Entries from a visual dataset:

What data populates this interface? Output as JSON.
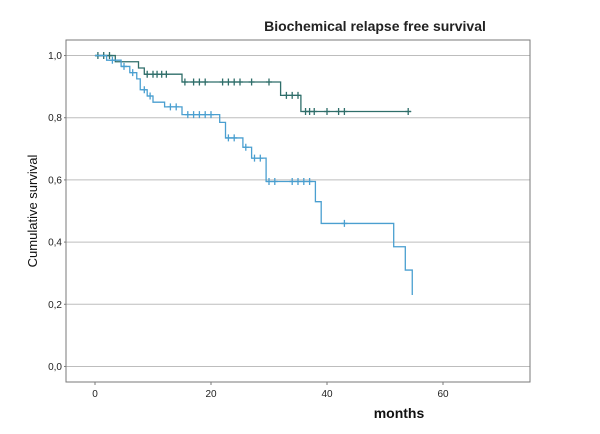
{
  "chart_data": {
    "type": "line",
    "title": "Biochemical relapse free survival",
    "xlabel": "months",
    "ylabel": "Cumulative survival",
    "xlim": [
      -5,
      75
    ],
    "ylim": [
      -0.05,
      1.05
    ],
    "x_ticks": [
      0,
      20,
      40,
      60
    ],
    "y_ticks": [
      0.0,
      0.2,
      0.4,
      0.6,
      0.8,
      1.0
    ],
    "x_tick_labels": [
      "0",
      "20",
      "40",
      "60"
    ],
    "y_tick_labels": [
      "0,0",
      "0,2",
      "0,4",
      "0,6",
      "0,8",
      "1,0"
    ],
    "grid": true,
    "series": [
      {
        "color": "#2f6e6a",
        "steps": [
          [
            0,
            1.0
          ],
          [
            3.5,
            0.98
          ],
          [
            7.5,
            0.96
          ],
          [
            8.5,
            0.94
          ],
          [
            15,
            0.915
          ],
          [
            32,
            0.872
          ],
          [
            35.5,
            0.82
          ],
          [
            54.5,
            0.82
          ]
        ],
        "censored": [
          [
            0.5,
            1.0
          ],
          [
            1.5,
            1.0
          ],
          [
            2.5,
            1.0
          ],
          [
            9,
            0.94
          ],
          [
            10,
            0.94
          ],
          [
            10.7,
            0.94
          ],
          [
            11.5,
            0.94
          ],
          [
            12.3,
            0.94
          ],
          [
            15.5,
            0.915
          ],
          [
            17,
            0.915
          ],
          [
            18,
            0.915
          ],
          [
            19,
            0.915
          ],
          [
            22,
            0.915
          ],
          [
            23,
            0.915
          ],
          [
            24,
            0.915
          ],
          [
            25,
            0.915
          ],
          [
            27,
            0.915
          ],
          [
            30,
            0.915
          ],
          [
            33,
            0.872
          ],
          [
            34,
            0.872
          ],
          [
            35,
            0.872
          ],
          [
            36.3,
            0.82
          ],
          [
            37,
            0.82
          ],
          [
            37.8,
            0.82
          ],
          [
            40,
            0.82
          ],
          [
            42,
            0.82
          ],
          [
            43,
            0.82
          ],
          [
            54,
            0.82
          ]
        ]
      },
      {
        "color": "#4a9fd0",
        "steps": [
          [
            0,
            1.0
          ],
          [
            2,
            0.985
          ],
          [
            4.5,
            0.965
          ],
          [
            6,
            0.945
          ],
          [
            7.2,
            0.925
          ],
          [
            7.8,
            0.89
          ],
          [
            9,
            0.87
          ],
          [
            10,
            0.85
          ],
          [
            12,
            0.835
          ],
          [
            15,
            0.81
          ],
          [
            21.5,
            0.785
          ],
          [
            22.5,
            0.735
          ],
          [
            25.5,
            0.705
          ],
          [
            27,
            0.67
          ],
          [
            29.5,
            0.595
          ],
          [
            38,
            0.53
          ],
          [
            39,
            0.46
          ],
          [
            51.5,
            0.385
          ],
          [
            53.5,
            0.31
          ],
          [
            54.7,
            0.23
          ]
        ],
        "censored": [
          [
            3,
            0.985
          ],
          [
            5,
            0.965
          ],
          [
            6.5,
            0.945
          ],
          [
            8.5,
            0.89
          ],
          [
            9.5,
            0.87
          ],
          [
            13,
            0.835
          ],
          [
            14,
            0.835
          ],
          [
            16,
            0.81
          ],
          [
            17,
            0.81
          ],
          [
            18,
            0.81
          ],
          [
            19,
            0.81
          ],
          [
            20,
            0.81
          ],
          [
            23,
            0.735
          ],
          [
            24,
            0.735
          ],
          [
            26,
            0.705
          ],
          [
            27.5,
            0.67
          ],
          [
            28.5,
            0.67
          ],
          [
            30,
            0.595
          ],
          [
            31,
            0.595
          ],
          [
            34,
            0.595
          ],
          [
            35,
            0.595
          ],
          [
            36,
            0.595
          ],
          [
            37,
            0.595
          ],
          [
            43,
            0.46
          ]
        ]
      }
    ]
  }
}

• Written request
Pictures are excluded; output everything else in the data verbatim.

• Final answer
What data populates this interface? Output as JSON.
{
  "chart_data": {
    "type": "line",
    "title": "Biochemical relapse free survival",
    "xlabel": "months",
    "ylabel": "Cumulative survival",
    "xlim": [
      -5,
      75
    ],
    "ylim": [
      -0.05,
      1.05
    ],
    "x_ticks": [
      0,
      20,
      40,
      60
    ],
    "y_ticks": [
      0.0,
      0.2,
      0.4,
      0.6,
      0.8,
      1.0
    ],
    "x_tick_labels": [
      "0",
      "20",
      "40",
      "60"
    ],
    "y_tick_labels": [
      "0,0",
      "0,2",
      "0,4",
      "0,6",
      "0,8",
      "1,0"
    ],
    "grid": true,
    "series": [
      {
        "color": "#2f6e6a",
        "steps": [
          [
            0,
            1.0
          ],
          [
            3.5,
            0.98
          ],
          [
            7.5,
            0.96
          ],
          [
            8.5,
            0.94
          ],
          [
            15,
            0.915
          ],
          [
            32,
            0.872
          ],
          [
            35.5,
            0.82
          ],
          [
            54.5,
            0.82
          ]
        ],
        "censored": [
          [
            0.5,
            1.0
          ],
          [
            1.5,
            1.0
          ],
          [
            2.5,
            1.0
          ],
          [
            9,
            0.94
          ],
          [
            10,
            0.94
          ],
          [
            10.7,
            0.94
          ],
          [
            11.5,
            0.94
          ],
          [
            12.3,
            0.94
          ],
          [
            15.5,
            0.915
          ],
          [
            17,
            0.915
          ],
          [
            18,
            0.915
          ],
          [
            19,
            0.915
          ],
          [
            22,
            0.915
          ],
          [
            23,
            0.915
          ],
          [
            24,
            0.915
          ],
          [
            25,
            0.915
          ],
          [
            27,
            0.915
          ],
          [
            30,
            0.915
          ],
          [
            33,
            0.872
          ],
          [
            34,
            0.872
          ],
          [
            35,
            0.872
          ],
          [
            36.3,
            0.82
          ],
          [
            37,
            0.82
          ],
          [
            37.8,
            0.82
          ],
          [
            40,
            0.82
          ],
          [
            42,
            0.82
          ],
          [
            43,
            0.82
          ],
          [
            54,
            0.82
          ]
        ]
      },
      {
        "color": "#4a9fd0",
        "steps": [
          [
            0,
            1.0
          ],
          [
            2,
            0.985
          ],
          [
            4.5,
            0.965
          ],
          [
            6,
            0.945
          ],
          [
            7.2,
            0.925
          ],
          [
            7.8,
            0.89
          ],
          [
            9,
            0.87
          ],
          [
            10,
            0.85
          ],
          [
            12,
            0.835
          ],
          [
            15,
            0.81
          ],
          [
            21.5,
            0.785
          ],
          [
            22.5,
            0.735
          ],
          [
            25.5,
            0.705
          ],
          [
            27,
            0.67
          ],
          [
            29.5,
            0.595
          ],
          [
            38,
            0.53
          ],
          [
            39,
            0.46
          ],
          [
            51.5,
            0.385
          ],
          [
            53.5,
            0.31
          ],
          [
            54.7,
            0.23
          ]
        ],
        "censored": [
          [
            3,
            0.985
          ],
          [
            5,
            0.965
          ],
          [
            6.5,
            0.945
          ],
          [
            8.5,
            0.89
          ],
          [
            9.5,
            0.87
          ],
          [
            13,
            0.835
          ],
          [
            14,
            0.835
          ],
          [
            16,
            0.81
          ],
          [
            17,
            0.81
          ],
          [
            18,
            0.81
          ],
          [
            19,
            0.81
          ],
          [
            20,
            0.81
          ],
          [
            23,
            0.735
          ],
          [
            24,
            0.735
          ],
          [
            26,
            0.705
          ],
          [
            27.5,
            0.67
          ],
          [
            28.5,
            0.67
          ],
          [
            30,
            0.595
          ],
          [
            31,
            0.595
          ],
          [
            34,
            0.595
          ],
          [
            35,
            0.595
          ],
          [
            36,
            0.595
          ],
          [
            37,
            0.595
          ],
          [
            43,
            0.46
          ]
        ]
      }
    ]
  }
}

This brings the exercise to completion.